Dataset entries:
────────

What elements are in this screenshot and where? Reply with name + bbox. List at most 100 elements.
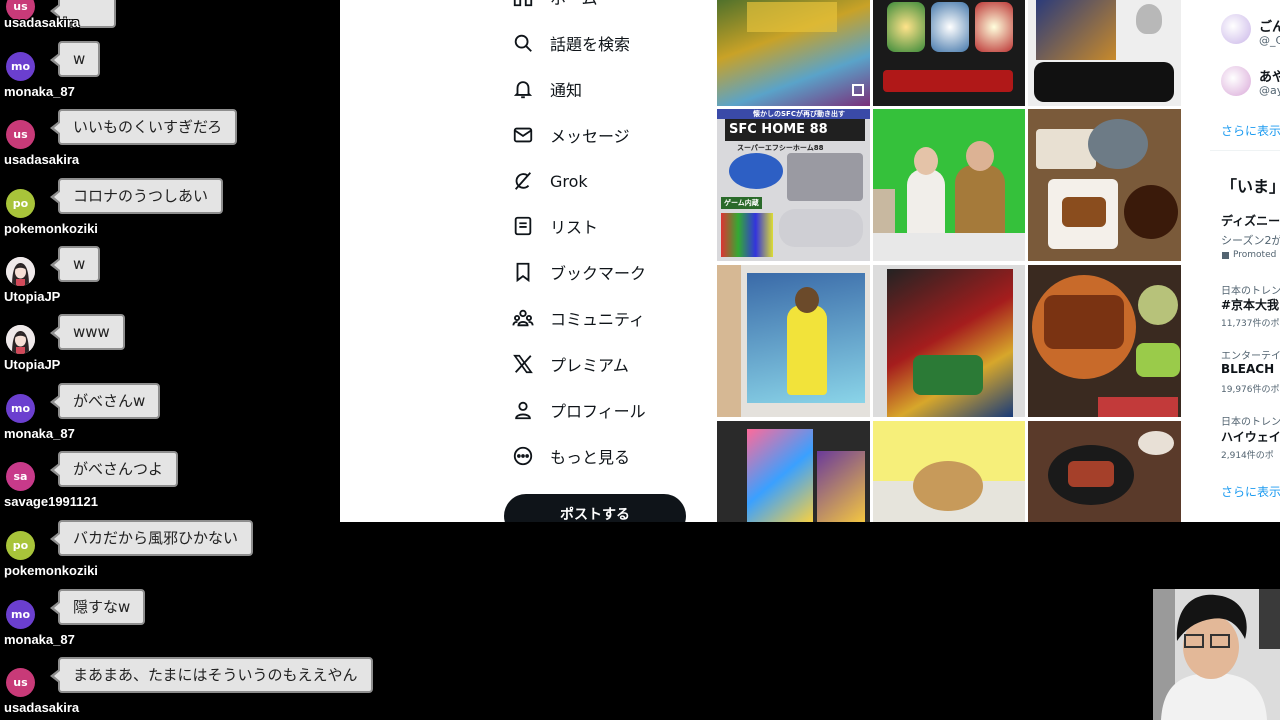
media-tile[interactable]: [873, 265, 1025, 417]
trend-item[interactable]: ディズニー シーズン2が Promoted: [1210, 212, 1280, 262]
trend-count: 2,914件のポ: [1221, 451, 1274, 461]
media-tile[interactable]: [717, 265, 870, 417]
promoted-icon: [1222, 252, 1229, 259]
chat-username: usadasakira: [4, 15, 80, 30]
anime-avatar-icon: [6, 257, 35, 286]
nav-item-grok[interactable]: Grok: [512, 166, 588, 196]
tile-caption: ゲーム内蔵: [721, 197, 762, 209]
chat-bubble: www: [50, 314, 125, 350]
nav-item-notifications[interactable]: 通知: [512, 74, 582, 104]
follow-suggestion[interactable]: ごん @_C: [1210, 10, 1280, 50]
tile-caption: スーパーエフシーホーム88: [737, 144, 824, 152]
webcam-image: [1153, 589, 1280, 720]
chat-bubble: w: [49, 41, 101, 77]
nav-label: もっと見る: [550, 448, 631, 467]
media-tile[interactable]: [873, 109, 1025, 261]
follow-handle: @ay: [1259, 84, 1280, 97]
avatar: mo: [6, 600, 35, 629]
chat-username: monaka_87: [4, 84, 75, 99]
nav-item-communities[interactable]: コミュニティ: [512, 303, 645, 333]
media-tile[interactable]: 懐かしのSFCが再び動き出す SFC HOME 88 スーパーエフシーホーム88…: [717, 109, 870, 261]
avatar: us: [6, 668, 35, 697]
chat-username: usadasakira: [4, 700, 80, 715]
avatar: [1221, 14, 1251, 44]
nav-item-premium[interactable]: プレミアム: [512, 349, 629, 379]
community-icon: [512, 307, 534, 329]
nav-label: Grok: [550, 171, 588, 191]
nav-item-bookmarks[interactable]: ブックマーク: [512, 257, 646, 287]
avatar: mo: [6, 394, 35, 423]
nav-item-profile[interactable]: プロフィール: [512, 395, 646, 425]
chat-bubble: コロナのうつしあい: [49, 178, 224, 214]
more-icon: [512, 445, 534, 467]
mail-icon: [512, 124, 534, 146]
tile-caption: 懐かしのSFCが再び動き出す: [753, 110, 845, 118]
trend-title: ハイウェイ: [1221, 430, 1280, 444]
post-button[interactable]: ポストする: [504, 494, 686, 522]
nav-label: ブックマーク: [550, 264, 647, 283]
nav-item-home[interactable]: ホーム: [512, 0, 598, 12]
chat-username: monaka_87: [4, 426, 75, 441]
nav-label: プロフィール: [550, 402, 646, 421]
trend-item[interactable]: 日本のトレン #京本大我 11,737件のポ: [1210, 282, 1280, 332]
avatar: [6, 257, 35, 286]
trend-count: 11,737件のポ: [1221, 319, 1280, 329]
search-icon: [512, 32, 534, 54]
trends-card-divider: [1210, 150, 1280, 160]
media-tile[interactable]: [717, 0, 870, 106]
follow-name: ごん: [1259, 20, 1280, 35]
chat-username: UtopiaJP: [4, 289, 61, 304]
chat-username: pokemonkoziki: [4, 563, 98, 578]
media-tile[interactable]: [873, 421, 1025, 522]
nav-label: メッセージ: [550, 127, 630, 146]
media-tile[interactable]: [873, 0, 1025, 106]
avatar: mo: [6, 52, 35, 81]
media-tile[interactable]: [717, 421, 870, 522]
chat-bubble: 隠すなw: [49, 589, 146, 625]
follow-name: あや: [1259, 70, 1280, 85]
webcam-feed: [1153, 589, 1280, 720]
browser-capture: ホーム 話題を検索 通知 メッセージ Grok: [340, 0, 1280, 522]
grok-icon: [512, 170, 534, 192]
show-more-link[interactable]: さらに表示: [1221, 483, 1280, 500]
media-tile[interactable]: [1028, 265, 1181, 417]
trend-category: エンターテイ: [1221, 351, 1280, 362]
show-more-link[interactable]: さらに表示: [1221, 122, 1280, 139]
follow-handle: @_C: [1259, 34, 1280, 47]
chat-message: po バカだから風邪ひかない pokemonkoziki: [0, 520, 400, 588]
trend-category: 日本のトレン: [1221, 286, 1280, 297]
avatar: us: [6, 120, 35, 149]
chat-bubble: まあまあ、たまにはそういうのもええやん: [50, 657, 373, 693]
list-icon: [512, 215, 534, 237]
nav-item-more[interactable]: もっと見る: [512, 441, 630, 471]
bell-icon: [512, 78, 534, 100]
trends-header: 「いま」: [1221, 177, 1280, 196]
trend-subtitle: シーズン2が: [1221, 234, 1280, 247]
chat-username: usadasakira: [4, 152, 80, 167]
avatar: sa: [6, 462, 35, 491]
profile-icon: [512, 399, 534, 421]
chat-bubble: がべさんw: [49, 383, 161, 419]
chat-bubble: w: [49, 246, 101, 282]
trend-item[interactable]: エンターテイ BLEACH 19,976件のポ: [1210, 347, 1280, 397]
nav-item-messages[interactable]: メッセージ: [512, 120, 630, 150]
avatar: po: [6, 531, 35, 560]
chat-bubble: バカだから風邪ひかない: [49, 520, 254, 556]
media-tile[interactable]: [1028, 421, 1181, 522]
trend-title: #京本大我: [1221, 298, 1280, 312]
chat-message: mo 隠すなw monaka_87: [0, 589, 400, 657]
nav-item-lists[interactable]: リスト: [512, 211, 598, 241]
nav-label: ホーム: [550, 0, 598, 9]
avatar: [6, 325, 35, 354]
nav-label: プレミアム: [550, 356, 629, 375]
nav-label: 話題を検索: [550, 35, 631, 54]
trend-item[interactable]: 日本のトレン ハイウェイ 2,914件のポ: [1210, 413, 1280, 463]
nav-item-explore[interactable]: 話題を検索: [512, 28, 630, 58]
chat-bubble: いいものくいすぎだろ: [49, 109, 238, 145]
right-column: ごん @_C あや @ay さらに表示 「いま」 ディズニー シーズン2が Pr…: [1210, 0, 1280, 522]
avatar: [1221, 66, 1251, 96]
media-tile[interactable]: [1028, 0, 1181, 106]
media-tile[interactable]: [1028, 109, 1181, 261]
chat-username: UtopiaJP: [4, 357, 61, 372]
follow-suggestion[interactable]: あや @ay: [1210, 62, 1280, 102]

────────

Copy out every one of the lines above with no changes at all, but leave out the pictures.

RESPONSE TO THE EXERCISE:
What elements are in this screenshot and where? Reply with name + bbox. List at most 100 elements.
media-tile[interactable]: [873, 265, 1025, 417]
trend-item[interactable]: ディズニー シーズン2が Promoted: [1210, 212, 1280, 262]
trend-count: 2,914件のポ: [1221, 451, 1274, 461]
media-tile[interactable]: [717, 265, 870, 417]
promoted-icon: [1222, 252, 1229, 259]
chat-username: usadasakira: [4, 15, 80, 30]
anime-avatar-icon: [6, 257, 35, 286]
nav-item-grok[interactable]: Grok: [512, 166, 588, 196]
tile-caption: ゲーム内蔵: [721, 197, 762, 209]
chat-bubble: www: [50, 314, 125, 350]
nav-item-notifications[interactable]: 通知: [512, 74, 582, 104]
follow-suggestion[interactable]: ごん @_C: [1210, 10, 1280, 50]
tile-caption: スーパーエフシーホーム88: [737, 144, 824, 152]
webcam-image: [1153, 589, 1280, 720]
chat-bubble: w: [49, 41, 101, 77]
nav-label: もっと見る: [550, 448, 631, 467]
media-tile[interactable]: [873, 109, 1025, 261]
follow-handle: @ay: [1259, 84, 1280, 97]
avatar: mo: [6, 600, 35, 629]
chat-username: monaka_87: [4, 84, 75, 99]
nav-item-communities[interactable]: コミュニティ: [512, 303, 645, 333]
media-tile[interactable]: 懐かしのSFCが再び動き出す SFC HOME 88 スーパーエフシーホーム88…: [717, 109, 870, 261]
avatar: us: [6, 668, 35, 697]
chat-username: usadasakira: [4, 700, 80, 715]
avatar: [1221, 14, 1251, 44]
nav-item-premium[interactable]: プレミアム: [512, 349, 629, 379]
community-icon: [512, 307, 534, 329]
nav-label: Grok: [550, 171, 588, 191]
nav-item-bookmarks[interactable]: ブックマーク: [512, 257, 646, 287]
avatar: mo: [6, 394, 35, 423]
nav-item-profile[interactable]: プロフィール: [512, 395, 646, 425]
chat-bubble: コロナのうつしあい: [49, 178, 224, 214]
more-icon: [512, 445, 534, 467]
mail-icon: [512, 124, 534, 146]
tile-caption: 懐かしのSFCが再び動き出す: [753, 110, 845, 118]
trend-title: ハイウェイ: [1221, 430, 1280, 444]
post-button[interactable]: ポストする: [504, 494, 686, 522]
nav-label: ブックマーク: [550, 264, 647, 283]
nav-item-home[interactable]: ホーム: [512, 0, 598, 12]
chat-username: monaka_87: [4, 426, 75, 441]
nav-label: プロフィール: [550, 402, 646, 421]
trend-item[interactable]: 日本のトレン #京本大我 11,737件のポ: [1210, 282, 1280, 332]
avatar: [6, 257, 35, 286]
trend-count: 11,737件のポ: [1221, 319, 1280, 329]
search-icon: [512, 32, 534, 54]
trends-card-divider: [1210, 150, 1280, 160]
media-tile[interactable]: [717, 0, 870, 106]
follow-name: ごん: [1259, 20, 1280, 35]
chat-username: UtopiaJP: [4, 289, 61, 304]
chat-username: pokemonkoziki: [4, 563, 98, 578]
media-tile[interactable]: [873, 421, 1025, 522]
nav-label: メッセージ: [550, 127, 630, 146]
media-tile[interactable]: [873, 0, 1025, 106]
avatar: mo: [6, 52, 35, 81]
media-tile[interactable]: [717, 421, 870, 522]
chat-bubble: 隠すなw: [49, 589, 146, 625]
follow-name: あや: [1259, 70, 1280, 85]
webcam-feed: [1153, 589, 1280, 720]
browser-capture: ホーム 話題を検索 通知 メッセージ Grok: [340, 0, 1280, 522]
grok-icon: [512, 170, 534, 192]
show-more-link[interactable]: さらに表示: [1221, 483, 1280, 500]
media-tile[interactable]: [1028, 265, 1181, 417]
trend-category: エンターテイ: [1221, 351, 1280, 362]
show-more-link[interactable]: さらに表示: [1221, 122, 1280, 139]
follow-handle: @_C: [1259, 34, 1280, 47]
chat-message: po バカだから風邪ひかない pokemonkoziki: [0, 520, 400, 588]
trend-category: 日本のトレン: [1221, 286, 1280, 297]
avatar: us: [6, 120, 35, 149]
chat-bubble: まあまあ、たまにはそういうのもええやん: [50, 657, 373, 693]
list-icon: [512, 215, 534, 237]
nav-item-more[interactable]: もっと見る: [512, 441, 630, 471]
bell-icon: [512, 78, 534, 100]
trends-header: 「いま」: [1221, 177, 1280, 196]
trend-subtitle: シーズン2が: [1221, 234, 1280, 247]
chat-username: usadasakira: [4, 152, 80, 167]
avatar: sa: [6, 462, 35, 491]
profile-icon: [512, 399, 534, 421]
chat-bubble: がべさんw: [49, 383, 161, 419]
chat-bubble: w: [49, 246, 101, 282]
trend-item[interactable]: エンターテイ BLEACH 19,976件のポ: [1210, 347, 1280, 397]
nav-item-messages[interactable]: メッセージ: [512, 120, 630, 150]
avatar: po: [6, 531, 35, 560]
chat-bubble: バカだから風邪ひかない: [49, 520, 254, 556]
media-tile[interactable]: [1028, 421, 1181, 522]
trend-title: #京本大我: [1221, 298, 1280, 312]
chat-message: mo 隠すなw monaka_87: [0, 589, 400, 657]
nav-item-lists[interactable]: リスト: [512, 211, 598, 241]
nav-label: ホーム: [550, 0, 598, 9]
avatar: [6, 325, 35, 354]
nav-label: プレミアム: [550, 356, 629, 375]
nav-label: 話題を検索: [550, 35, 631, 54]
trend-item[interactable]: 日本のトレン ハイウェイ 2,914件のポ: [1210, 413, 1280, 463]
nav-item-explore[interactable]: 話題を検索: [512, 28, 630, 58]
chat-bubble: いいものくいすぎだろ: [49, 109, 238, 145]
right-column: ごん @_C あや @ay さらに表示 「いま」 ディズニー シーズン2が Pr…: [1210, 0, 1280, 522]
avatar: [1221, 66, 1251, 96]
media-tile[interactable]: [1028, 0, 1181, 106]
media-tile[interactable]: [1028, 109, 1181, 261]
chat-username: UtopiaJP: [4, 357, 61, 372]
follow-suggestion[interactable]: あや @ay: [1210, 62, 1280, 102]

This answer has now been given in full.